**To do**: Give only the number of lines in these records that contain the word "true".

**Source material**:
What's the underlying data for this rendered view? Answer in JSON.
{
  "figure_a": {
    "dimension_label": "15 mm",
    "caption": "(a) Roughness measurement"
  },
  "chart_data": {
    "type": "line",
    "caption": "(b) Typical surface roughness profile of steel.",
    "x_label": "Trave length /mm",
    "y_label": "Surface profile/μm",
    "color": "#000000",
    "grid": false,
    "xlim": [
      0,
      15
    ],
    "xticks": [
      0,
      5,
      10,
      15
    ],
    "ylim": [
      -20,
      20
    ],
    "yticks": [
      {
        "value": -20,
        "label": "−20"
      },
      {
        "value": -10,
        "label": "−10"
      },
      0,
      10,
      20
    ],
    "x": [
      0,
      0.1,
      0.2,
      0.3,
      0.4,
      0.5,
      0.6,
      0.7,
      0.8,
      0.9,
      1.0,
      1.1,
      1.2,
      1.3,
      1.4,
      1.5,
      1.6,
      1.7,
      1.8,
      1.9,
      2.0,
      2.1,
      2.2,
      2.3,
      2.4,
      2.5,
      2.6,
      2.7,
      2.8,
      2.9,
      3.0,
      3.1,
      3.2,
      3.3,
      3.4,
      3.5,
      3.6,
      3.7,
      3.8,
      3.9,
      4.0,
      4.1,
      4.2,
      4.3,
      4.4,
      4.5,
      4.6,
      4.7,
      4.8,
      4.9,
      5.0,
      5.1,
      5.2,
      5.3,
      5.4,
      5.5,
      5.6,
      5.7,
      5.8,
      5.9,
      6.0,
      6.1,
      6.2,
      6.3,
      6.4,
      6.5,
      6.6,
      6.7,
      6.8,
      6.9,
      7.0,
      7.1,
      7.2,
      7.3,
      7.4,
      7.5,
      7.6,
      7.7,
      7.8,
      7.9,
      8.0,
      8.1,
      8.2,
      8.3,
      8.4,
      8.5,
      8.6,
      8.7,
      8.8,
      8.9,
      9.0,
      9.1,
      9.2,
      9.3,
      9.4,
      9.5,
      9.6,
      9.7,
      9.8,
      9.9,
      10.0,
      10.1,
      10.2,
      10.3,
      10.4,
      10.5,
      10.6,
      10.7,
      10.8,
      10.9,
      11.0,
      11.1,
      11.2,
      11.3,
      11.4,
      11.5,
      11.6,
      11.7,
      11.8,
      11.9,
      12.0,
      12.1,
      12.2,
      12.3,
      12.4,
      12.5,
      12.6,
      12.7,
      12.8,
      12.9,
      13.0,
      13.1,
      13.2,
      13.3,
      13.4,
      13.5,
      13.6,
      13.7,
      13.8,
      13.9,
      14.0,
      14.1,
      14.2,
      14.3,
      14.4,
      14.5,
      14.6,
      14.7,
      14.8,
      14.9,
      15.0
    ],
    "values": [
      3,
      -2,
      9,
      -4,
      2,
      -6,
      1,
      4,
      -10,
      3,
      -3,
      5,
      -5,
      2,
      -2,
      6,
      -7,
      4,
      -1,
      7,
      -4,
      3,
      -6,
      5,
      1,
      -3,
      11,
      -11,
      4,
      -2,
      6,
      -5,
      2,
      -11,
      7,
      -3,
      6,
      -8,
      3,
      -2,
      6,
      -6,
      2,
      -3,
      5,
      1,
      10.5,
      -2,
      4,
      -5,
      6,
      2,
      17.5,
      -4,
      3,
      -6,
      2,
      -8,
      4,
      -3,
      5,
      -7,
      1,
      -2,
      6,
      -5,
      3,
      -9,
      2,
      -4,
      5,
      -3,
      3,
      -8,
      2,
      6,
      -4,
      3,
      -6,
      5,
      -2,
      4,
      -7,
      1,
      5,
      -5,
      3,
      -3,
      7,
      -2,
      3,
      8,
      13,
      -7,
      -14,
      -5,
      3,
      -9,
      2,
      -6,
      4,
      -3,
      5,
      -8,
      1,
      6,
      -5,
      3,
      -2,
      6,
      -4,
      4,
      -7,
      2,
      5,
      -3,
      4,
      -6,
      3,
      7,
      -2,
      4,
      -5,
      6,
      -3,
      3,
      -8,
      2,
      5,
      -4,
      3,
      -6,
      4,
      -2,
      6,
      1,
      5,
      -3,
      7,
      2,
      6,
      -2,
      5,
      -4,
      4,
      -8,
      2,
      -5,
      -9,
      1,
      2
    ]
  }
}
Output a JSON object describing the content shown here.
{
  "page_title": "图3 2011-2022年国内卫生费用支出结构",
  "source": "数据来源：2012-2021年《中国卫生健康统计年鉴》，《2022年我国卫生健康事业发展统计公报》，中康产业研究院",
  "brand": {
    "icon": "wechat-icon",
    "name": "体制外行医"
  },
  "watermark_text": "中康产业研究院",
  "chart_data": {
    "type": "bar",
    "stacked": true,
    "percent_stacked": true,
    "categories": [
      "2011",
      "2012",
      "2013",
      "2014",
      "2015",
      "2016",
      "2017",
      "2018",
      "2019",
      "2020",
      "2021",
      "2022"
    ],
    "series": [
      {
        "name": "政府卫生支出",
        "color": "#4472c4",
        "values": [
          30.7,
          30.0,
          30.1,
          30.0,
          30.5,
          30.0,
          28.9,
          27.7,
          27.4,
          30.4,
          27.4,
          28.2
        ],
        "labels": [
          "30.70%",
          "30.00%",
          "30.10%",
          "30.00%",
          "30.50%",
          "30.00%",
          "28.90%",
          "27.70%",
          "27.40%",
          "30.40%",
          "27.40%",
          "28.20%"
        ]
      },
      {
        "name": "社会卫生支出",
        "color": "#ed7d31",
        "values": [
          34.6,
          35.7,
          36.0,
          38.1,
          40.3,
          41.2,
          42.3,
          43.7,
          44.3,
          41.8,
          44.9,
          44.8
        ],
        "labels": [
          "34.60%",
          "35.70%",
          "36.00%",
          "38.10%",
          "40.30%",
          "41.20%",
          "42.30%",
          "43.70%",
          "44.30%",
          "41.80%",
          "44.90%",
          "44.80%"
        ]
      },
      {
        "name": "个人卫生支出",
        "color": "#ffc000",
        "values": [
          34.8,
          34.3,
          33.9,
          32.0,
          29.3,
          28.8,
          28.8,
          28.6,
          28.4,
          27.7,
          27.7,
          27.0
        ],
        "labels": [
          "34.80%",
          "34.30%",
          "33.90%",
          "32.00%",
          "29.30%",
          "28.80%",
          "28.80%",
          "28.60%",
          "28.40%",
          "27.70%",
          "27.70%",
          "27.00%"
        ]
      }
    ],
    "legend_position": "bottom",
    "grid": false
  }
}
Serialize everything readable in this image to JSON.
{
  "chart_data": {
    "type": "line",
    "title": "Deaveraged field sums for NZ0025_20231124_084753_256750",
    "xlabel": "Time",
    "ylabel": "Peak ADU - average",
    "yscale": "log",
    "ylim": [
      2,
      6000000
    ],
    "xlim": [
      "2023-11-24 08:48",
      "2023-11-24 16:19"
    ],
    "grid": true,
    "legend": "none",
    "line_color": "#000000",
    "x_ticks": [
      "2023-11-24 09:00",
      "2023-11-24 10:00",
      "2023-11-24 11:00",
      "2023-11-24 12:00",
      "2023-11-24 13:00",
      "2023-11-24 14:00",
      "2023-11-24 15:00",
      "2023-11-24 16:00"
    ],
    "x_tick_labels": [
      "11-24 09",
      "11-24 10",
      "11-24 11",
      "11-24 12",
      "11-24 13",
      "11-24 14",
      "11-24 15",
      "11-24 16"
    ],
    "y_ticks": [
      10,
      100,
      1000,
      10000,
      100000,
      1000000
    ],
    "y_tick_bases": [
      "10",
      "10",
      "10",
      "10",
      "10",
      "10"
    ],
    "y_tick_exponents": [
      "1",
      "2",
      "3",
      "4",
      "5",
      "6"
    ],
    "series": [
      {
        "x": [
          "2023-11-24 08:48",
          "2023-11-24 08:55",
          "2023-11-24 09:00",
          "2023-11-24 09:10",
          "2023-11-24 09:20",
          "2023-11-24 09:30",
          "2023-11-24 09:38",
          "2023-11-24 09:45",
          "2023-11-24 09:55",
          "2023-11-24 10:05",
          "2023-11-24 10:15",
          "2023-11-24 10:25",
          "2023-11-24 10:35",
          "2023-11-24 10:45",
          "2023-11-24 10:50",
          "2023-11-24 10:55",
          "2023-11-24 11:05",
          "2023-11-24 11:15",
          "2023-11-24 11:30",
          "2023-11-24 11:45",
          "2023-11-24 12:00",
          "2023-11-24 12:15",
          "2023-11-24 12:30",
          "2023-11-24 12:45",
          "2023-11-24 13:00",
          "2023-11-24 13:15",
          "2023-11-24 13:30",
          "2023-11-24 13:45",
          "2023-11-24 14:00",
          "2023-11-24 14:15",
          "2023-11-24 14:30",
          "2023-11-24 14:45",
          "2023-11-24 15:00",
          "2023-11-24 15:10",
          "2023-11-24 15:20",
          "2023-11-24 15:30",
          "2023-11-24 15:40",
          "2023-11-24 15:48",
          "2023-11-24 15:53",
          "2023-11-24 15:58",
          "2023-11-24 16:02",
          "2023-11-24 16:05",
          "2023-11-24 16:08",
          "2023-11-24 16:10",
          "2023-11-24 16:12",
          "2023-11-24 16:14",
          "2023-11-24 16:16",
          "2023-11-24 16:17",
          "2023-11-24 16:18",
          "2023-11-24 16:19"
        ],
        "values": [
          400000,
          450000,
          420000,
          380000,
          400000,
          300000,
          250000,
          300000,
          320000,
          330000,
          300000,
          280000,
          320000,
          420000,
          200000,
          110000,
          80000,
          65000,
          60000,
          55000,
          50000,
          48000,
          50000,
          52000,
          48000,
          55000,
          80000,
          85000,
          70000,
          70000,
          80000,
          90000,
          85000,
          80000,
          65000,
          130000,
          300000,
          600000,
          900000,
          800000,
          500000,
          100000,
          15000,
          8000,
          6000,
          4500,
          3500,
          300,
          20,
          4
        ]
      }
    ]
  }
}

**Completed exercise**: 3